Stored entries
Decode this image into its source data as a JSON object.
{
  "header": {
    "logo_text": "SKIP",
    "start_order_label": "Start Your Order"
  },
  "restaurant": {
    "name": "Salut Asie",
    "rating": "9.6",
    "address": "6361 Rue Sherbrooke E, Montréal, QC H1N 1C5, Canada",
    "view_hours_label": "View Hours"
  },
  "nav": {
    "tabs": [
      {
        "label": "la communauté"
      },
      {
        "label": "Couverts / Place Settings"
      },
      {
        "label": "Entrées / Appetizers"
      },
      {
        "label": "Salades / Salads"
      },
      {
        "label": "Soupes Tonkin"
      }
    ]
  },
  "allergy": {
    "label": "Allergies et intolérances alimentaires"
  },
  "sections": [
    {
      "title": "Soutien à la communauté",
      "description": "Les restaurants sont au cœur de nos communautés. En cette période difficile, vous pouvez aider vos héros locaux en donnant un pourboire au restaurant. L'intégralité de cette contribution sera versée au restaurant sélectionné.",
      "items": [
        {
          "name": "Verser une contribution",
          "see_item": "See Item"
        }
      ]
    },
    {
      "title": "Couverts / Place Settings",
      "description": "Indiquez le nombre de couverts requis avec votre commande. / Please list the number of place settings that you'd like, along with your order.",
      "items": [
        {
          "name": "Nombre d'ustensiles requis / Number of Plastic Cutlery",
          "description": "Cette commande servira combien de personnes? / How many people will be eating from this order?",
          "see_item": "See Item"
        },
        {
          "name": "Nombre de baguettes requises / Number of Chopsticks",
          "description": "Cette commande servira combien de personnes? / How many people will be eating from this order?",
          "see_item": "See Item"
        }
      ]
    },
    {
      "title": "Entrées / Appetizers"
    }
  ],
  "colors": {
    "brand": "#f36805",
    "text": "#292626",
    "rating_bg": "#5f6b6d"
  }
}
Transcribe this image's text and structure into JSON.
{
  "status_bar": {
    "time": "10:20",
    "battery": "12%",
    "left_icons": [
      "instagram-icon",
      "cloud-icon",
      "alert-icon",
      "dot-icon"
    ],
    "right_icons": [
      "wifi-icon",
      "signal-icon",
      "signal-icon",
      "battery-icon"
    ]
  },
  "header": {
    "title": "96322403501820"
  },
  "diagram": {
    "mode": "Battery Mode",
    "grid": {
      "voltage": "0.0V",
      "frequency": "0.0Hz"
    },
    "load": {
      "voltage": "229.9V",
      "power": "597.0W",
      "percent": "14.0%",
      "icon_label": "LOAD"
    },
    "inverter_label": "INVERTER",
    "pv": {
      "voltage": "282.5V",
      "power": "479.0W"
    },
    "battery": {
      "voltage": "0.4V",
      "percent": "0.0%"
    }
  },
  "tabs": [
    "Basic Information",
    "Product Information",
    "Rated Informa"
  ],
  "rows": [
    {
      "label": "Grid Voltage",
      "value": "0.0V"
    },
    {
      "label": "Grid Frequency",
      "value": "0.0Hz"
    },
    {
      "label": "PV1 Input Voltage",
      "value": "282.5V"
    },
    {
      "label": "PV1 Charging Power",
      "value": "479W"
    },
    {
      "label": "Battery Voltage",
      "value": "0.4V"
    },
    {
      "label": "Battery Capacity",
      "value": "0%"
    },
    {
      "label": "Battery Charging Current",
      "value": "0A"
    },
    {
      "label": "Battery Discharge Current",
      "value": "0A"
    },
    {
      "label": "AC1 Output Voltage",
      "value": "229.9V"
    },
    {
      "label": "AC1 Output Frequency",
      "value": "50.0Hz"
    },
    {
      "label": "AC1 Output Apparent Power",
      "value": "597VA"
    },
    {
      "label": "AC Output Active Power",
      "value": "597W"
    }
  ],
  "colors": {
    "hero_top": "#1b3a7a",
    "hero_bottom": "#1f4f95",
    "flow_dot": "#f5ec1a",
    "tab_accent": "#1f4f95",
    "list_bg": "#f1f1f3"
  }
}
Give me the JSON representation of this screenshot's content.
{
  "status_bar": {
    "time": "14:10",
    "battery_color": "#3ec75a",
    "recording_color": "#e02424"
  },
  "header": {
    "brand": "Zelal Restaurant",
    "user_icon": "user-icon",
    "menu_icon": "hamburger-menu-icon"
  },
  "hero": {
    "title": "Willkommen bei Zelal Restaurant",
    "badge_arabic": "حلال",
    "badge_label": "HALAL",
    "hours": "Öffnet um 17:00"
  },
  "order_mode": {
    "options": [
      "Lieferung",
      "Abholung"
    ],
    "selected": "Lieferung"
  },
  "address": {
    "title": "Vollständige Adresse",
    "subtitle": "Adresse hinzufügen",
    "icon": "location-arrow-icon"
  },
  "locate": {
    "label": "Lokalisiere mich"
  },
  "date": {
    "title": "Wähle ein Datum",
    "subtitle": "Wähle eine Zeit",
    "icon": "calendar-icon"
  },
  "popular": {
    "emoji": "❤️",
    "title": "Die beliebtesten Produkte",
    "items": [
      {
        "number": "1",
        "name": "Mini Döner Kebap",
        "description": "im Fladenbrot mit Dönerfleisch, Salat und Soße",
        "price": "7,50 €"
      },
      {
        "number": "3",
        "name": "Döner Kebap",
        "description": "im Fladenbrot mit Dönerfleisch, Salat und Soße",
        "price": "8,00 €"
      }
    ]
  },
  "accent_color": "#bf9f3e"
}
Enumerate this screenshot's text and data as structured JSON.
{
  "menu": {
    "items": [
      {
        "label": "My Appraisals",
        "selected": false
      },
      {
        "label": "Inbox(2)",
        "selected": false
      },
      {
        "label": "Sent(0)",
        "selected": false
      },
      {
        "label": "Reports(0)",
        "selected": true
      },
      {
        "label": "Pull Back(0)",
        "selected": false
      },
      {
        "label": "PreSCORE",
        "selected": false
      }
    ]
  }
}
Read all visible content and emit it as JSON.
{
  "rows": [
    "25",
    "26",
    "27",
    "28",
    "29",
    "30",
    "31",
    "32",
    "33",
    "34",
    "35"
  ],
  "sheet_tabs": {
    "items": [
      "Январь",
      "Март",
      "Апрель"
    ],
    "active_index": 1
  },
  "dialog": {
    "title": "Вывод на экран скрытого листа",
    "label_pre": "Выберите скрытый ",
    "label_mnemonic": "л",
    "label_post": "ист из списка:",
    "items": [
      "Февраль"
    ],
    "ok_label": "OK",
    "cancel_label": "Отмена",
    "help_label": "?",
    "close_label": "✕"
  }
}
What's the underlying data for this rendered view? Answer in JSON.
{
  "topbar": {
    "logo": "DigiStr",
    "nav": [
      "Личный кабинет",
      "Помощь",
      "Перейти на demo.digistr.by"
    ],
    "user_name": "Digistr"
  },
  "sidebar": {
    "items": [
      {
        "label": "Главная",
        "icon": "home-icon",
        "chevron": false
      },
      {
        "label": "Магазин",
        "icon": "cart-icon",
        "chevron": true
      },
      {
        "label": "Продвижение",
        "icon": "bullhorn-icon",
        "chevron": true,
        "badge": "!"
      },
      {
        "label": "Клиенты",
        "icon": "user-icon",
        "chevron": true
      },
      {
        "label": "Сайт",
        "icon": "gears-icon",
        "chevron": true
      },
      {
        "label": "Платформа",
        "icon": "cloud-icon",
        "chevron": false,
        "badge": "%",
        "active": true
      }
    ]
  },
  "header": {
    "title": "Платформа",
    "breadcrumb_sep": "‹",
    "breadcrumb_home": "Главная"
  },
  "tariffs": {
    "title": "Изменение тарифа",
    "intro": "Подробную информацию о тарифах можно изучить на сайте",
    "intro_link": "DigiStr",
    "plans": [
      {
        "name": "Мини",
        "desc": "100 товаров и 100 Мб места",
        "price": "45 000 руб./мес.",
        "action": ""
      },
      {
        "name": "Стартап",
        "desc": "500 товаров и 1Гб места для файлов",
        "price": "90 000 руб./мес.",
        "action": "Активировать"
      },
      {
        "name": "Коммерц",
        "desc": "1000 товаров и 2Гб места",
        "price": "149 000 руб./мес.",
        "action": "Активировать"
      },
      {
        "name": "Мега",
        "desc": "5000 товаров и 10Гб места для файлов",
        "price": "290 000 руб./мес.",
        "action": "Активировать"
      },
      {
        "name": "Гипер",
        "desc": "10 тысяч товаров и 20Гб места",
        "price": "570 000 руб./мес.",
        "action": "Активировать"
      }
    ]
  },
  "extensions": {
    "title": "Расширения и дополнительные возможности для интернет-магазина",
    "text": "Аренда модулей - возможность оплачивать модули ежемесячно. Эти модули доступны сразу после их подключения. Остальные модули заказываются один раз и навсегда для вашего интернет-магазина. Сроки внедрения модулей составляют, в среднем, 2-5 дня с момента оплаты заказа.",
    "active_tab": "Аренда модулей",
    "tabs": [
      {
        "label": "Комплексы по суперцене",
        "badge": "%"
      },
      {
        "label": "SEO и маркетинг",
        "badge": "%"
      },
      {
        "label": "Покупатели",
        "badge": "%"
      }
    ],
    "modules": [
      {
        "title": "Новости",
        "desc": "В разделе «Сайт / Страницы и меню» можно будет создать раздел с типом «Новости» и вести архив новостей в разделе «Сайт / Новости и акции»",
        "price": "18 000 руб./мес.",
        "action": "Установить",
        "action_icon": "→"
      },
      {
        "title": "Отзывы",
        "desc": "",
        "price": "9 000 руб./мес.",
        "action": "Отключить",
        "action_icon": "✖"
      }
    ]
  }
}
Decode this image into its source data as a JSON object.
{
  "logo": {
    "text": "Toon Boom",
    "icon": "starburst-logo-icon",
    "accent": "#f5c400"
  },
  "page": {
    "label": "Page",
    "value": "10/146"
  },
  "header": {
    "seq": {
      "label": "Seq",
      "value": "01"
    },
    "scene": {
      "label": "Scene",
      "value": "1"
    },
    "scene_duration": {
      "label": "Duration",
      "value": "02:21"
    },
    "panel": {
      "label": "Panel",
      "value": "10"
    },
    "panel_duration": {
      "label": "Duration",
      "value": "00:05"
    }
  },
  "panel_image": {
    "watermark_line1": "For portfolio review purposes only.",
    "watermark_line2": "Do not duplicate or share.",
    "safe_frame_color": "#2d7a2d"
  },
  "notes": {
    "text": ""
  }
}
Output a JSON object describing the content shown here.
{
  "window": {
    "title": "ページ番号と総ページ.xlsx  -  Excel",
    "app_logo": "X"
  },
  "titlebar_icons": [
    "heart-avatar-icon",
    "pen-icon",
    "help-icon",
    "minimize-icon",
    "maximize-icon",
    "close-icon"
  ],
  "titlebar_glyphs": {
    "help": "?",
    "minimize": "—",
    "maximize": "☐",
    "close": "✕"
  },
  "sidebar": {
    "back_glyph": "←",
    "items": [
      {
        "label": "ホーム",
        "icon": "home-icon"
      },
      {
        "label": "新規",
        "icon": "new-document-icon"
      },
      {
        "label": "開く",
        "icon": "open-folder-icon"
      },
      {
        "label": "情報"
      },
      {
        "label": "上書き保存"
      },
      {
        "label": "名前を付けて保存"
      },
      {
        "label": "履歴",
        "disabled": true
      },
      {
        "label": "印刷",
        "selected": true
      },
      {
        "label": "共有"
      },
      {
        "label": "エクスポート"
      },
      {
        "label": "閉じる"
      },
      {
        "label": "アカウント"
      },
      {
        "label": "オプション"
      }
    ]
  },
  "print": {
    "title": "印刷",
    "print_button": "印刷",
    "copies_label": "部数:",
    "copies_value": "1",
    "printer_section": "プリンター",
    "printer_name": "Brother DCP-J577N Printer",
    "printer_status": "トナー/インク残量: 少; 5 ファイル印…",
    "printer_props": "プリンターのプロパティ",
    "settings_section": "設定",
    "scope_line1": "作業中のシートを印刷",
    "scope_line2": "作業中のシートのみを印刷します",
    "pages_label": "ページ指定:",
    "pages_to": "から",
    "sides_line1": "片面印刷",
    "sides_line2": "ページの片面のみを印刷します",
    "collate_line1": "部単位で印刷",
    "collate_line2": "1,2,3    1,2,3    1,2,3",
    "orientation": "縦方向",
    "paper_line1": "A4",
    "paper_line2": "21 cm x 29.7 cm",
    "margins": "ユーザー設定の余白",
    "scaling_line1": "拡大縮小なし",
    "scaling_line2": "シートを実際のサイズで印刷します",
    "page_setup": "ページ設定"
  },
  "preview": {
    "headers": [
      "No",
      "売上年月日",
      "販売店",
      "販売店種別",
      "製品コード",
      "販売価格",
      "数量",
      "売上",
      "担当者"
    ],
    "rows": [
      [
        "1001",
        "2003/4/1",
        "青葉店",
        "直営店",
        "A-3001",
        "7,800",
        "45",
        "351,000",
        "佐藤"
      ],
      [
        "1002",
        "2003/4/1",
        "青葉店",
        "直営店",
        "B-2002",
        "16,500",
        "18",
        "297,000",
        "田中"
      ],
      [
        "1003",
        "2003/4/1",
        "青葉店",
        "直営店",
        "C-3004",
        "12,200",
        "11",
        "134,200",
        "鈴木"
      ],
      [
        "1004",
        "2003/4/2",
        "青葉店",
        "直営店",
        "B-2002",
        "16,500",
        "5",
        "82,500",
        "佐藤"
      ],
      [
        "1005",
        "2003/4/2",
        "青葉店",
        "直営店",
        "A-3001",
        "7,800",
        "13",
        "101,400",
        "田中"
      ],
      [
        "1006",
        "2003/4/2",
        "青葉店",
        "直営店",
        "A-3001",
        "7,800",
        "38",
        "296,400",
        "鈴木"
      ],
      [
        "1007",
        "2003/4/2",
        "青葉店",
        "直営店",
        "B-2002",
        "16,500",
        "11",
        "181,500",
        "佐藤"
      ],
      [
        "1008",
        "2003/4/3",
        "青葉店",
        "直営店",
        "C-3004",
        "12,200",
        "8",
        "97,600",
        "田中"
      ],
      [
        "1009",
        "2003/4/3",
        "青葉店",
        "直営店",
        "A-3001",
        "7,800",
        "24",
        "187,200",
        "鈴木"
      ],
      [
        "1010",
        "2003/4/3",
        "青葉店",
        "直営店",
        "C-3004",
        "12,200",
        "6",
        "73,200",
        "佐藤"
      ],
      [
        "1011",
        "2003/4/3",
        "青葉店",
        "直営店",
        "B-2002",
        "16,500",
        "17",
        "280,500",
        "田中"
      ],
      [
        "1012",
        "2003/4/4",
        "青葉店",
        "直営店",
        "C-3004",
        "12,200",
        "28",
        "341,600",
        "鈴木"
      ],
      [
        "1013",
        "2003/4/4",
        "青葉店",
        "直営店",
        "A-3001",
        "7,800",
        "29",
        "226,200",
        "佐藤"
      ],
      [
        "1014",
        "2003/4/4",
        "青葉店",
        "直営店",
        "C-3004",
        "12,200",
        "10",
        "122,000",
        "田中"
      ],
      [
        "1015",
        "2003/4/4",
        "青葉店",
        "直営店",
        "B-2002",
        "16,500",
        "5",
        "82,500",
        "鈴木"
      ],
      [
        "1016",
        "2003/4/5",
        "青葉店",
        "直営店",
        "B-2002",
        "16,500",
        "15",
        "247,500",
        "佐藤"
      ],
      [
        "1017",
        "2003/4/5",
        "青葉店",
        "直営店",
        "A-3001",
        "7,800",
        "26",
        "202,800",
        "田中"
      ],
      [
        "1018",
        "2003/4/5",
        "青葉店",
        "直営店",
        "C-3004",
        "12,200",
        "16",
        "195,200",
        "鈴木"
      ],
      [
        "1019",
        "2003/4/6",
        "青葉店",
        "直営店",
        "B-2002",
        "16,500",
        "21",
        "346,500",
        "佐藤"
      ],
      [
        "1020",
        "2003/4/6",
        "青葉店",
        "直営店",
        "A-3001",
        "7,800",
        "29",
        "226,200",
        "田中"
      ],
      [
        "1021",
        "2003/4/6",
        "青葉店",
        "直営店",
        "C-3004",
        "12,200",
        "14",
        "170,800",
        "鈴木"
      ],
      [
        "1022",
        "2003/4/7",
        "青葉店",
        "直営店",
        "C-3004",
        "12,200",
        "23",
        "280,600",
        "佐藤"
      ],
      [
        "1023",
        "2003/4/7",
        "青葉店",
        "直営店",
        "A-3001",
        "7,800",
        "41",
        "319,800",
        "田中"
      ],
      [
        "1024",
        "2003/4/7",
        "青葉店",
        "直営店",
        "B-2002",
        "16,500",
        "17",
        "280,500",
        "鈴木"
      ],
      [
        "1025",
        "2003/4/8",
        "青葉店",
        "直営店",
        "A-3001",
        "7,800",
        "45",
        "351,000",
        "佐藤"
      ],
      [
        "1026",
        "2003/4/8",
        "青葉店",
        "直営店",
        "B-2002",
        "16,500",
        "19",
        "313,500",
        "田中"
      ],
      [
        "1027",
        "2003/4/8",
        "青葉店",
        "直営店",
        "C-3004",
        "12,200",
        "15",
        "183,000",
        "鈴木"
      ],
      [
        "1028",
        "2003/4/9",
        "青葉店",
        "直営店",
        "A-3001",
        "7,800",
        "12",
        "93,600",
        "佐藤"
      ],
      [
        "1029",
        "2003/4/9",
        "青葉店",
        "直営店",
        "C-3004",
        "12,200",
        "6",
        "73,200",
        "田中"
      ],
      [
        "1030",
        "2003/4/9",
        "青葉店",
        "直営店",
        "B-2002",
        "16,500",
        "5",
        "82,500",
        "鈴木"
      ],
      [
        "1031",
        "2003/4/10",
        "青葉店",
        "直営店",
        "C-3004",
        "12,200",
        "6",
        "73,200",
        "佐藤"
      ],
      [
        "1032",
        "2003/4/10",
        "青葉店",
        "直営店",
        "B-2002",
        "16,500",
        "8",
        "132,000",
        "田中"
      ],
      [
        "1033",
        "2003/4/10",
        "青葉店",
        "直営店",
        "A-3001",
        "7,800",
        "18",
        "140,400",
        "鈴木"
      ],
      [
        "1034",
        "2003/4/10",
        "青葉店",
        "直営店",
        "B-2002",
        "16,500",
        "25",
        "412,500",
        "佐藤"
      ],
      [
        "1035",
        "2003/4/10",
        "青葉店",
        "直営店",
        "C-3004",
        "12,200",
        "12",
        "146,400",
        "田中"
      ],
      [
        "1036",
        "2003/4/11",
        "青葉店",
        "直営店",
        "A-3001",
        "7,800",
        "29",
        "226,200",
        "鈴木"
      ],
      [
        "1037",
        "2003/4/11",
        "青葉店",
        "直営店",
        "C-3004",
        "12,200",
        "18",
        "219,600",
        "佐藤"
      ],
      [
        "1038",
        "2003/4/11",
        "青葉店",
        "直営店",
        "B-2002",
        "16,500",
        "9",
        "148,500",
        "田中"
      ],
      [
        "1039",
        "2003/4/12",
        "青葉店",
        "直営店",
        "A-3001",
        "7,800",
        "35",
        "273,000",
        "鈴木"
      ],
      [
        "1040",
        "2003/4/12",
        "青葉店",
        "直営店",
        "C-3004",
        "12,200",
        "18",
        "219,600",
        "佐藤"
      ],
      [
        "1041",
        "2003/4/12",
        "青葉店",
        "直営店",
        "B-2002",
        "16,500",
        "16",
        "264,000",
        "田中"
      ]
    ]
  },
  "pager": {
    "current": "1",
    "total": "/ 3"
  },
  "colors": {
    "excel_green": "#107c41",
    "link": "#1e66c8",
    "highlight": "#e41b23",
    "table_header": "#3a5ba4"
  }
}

Stated exercise — Above are entries; state the number of lines among them that contain "Zelal", and nothing else.

Task solution — 2